→ Stated goal
Below are records to be output exactly, every one of them.

→ Record list
■ ■ ■ ■

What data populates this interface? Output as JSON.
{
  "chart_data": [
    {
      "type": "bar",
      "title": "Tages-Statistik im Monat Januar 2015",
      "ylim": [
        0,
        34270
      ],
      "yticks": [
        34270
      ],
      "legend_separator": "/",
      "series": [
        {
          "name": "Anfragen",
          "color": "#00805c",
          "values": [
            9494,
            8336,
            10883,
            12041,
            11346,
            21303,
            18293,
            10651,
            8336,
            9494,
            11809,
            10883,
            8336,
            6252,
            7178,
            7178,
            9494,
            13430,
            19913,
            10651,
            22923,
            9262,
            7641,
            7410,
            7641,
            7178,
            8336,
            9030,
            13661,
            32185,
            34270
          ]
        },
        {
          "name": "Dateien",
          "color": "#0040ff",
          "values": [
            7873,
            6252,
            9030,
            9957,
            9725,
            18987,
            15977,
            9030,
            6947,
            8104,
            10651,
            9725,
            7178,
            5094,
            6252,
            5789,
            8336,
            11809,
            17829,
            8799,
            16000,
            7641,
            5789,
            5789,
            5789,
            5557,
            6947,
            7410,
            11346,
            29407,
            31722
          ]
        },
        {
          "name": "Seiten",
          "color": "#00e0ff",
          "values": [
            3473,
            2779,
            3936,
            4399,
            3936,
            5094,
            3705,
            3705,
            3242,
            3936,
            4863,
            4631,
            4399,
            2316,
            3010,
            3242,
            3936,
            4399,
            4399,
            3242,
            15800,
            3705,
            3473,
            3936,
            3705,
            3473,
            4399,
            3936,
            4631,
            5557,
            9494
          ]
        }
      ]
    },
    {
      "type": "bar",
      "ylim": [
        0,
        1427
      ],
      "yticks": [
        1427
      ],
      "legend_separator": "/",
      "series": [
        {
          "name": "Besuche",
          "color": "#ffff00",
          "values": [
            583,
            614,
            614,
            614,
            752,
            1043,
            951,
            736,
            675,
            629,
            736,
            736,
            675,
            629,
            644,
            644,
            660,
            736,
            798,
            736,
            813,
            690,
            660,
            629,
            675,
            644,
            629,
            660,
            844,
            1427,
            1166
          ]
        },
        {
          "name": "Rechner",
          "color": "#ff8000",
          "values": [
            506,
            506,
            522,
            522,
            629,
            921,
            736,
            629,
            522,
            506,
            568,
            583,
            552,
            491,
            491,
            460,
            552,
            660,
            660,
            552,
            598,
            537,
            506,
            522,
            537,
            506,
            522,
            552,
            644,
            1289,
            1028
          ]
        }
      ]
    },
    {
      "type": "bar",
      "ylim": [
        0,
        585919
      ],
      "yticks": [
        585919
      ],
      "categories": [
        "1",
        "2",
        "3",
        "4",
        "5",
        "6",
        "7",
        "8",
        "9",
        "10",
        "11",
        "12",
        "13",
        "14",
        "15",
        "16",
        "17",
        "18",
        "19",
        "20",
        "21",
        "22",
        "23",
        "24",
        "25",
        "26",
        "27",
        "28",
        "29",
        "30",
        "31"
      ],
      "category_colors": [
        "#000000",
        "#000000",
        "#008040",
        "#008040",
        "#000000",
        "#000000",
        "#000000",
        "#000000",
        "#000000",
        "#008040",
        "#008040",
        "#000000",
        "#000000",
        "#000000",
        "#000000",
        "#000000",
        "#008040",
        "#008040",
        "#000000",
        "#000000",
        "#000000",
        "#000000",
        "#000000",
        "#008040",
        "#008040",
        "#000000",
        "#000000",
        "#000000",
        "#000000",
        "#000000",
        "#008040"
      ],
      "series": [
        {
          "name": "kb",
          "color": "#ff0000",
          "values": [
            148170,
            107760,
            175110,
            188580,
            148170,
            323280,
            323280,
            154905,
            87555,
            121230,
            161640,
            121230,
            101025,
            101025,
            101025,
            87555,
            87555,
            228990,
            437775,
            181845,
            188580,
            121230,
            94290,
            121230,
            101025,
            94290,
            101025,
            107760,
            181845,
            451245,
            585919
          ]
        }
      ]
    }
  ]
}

■ ■ ■ ■

→ Expected output
What data populates this interface? Output as JSON.
{
  "chart_data": [
    {
      "type": "bar",
      "title": "Tages-Statistik im Monat Januar 2015",
      "ylim": [
        0,
        34270
      ],
      "yticks": [
        34270
      ],
      "legend_separator": "/",
      "series": [
        {
          "name": "Anfragen",
          "color": "#00805c",
          "values": [
            9494,
            8336,
            10883,
            12041,
            11346,
            21303,
            18293,
            10651,
            8336,
            9494,
            11809,
            10883,
            8336,
            6252,
            7178,
            7178,
            9494,
            13430,
            19913,
            10651,
            22923,
            9262,
            7641,
            7410,
            7641,
            7178,
            8336,
            9030,
            13661,
            32185,
            34270
          ]
        },
        {
          "name": "Dateien",
          "color": "#0040ff",
          "values": [
            7873,
            6252,
            9030,
            9957,
            9725,
            18987,
            15977,
            9030,
            6947,
            8104,
            10651,
            9725,
            7178,
            5094,
            6252,
            5789,
            8336,
            11809,
            17829,
            8799,
            16000,
            7641,
            5789,
            5789,
            5789,
            5557,
            6947,
            7410,
            11346,
            29407,
            31722
          ]
        },
        {
          "name": "Seiten",
          "color": "#00e0ff",
          "values": [
            3473,
            2779,
            3936,
            4399,
            3936,
            5094,
            3705,
            3705,
            3242,
            3936,
            4863,
            4631,
            4399,
            2316,
            3010,
            3242,
            3936,
            4399,
            4399,
            3242,
            15800,
            3705,
            3473,
            3936,
            3705,
            3473,
            4399,
            3936,
            4631,
            5557,
            9494
          ]
        }
      ]
    },
    {
      "type": "bar",
      "ylim": [
        0,
        1427
      ],
      "yticks": [
        1427
      ],
      "legend_separator": "/",
      "series": [
        {
          "name": "Besuche",
          "color": "#ffff00",
          "values": [
            583,
            614,
            614,
            614,
            752,
            1043,
            951,
            736,
            675,
            629,
            736,
            736,
            675,
            629,
            644,
            644,
            660,
            736,
            798,
            736,
            813,
            690,
            660,
            629,
            675,
            644,
            629,
            660,
            844,
            1427,
            1166
          ]
        },
        {
          "name": "Rechner",
          "color": "#ff8000",
          "values": [
            506,
            506,
            522,
            522,
            629,
            921,
            736,
            629,
            522,
            506,
            568,
            583,
            552,
            491,
            491,
            460,
            552,
            660,
            660,
            552,
            598,
            537,
            506,
            522,
            537,
            506,
            522,
            552,
            644,
            1289,
            1028
          ]
        }
      ]
    },
    {
      "type": "bar",
      "ylim": [
        0,
        585919
      ],
      "yticks": [
        585919
      ],
      "categories": [
        "1",
        "2",
        "3",
        "4",
        "5",
        "6",
        "7",
        "8",
        "9",
        "10",
        "11",
        "12",
        "13",
        "14",
        "15",
        "16",
        "17",
        "18",
        "19",
        "20",
        "21",
        "22",
        "23",
        "24",
        "25",
        "26",
        "27",
        "28",
        "29",
        "30",
        "31"
      ],
      "category_colors": [
        "#000000",
        "#000000",
        "#008040",
        "#008040",
        "#000000",
        "#000000",
        "#000000",
        "#000000",
        "#000000",
        "#008040",
        "#008040",
        "#000000",
        "#000000",
        "#000000",
        "#000000",
        "#000000",
        "#008040",
        "#008040",
        "#000000",
        "#000000",
        "#000000",
        "#000000",
        "#000000",
        "#008040",
        "#008040",
        "#000000",
        "#000000",
        "#000000",
        "#000000",
        "#000000",
        "#008040"
      ],
      "series": [
        {
          "name": "kb",
          "color": "#ff0000",
          "values": [
            148170,
            107760,
            175110,
            188580,
            148170,
            323280,
            323280,
            154905,
            87555,
            121230,
            161640,
            121230,
            101025,
            101025,
            101025,
            87555,
            87555,
            228990,
            437775,
            181845,
            188580,
            121230,
            94290,
            121230,
            101025,
            94290,
            101025,
            107760,
            181845,
            451245,
            585919
          ]
        }
      ]
    }
  ]
}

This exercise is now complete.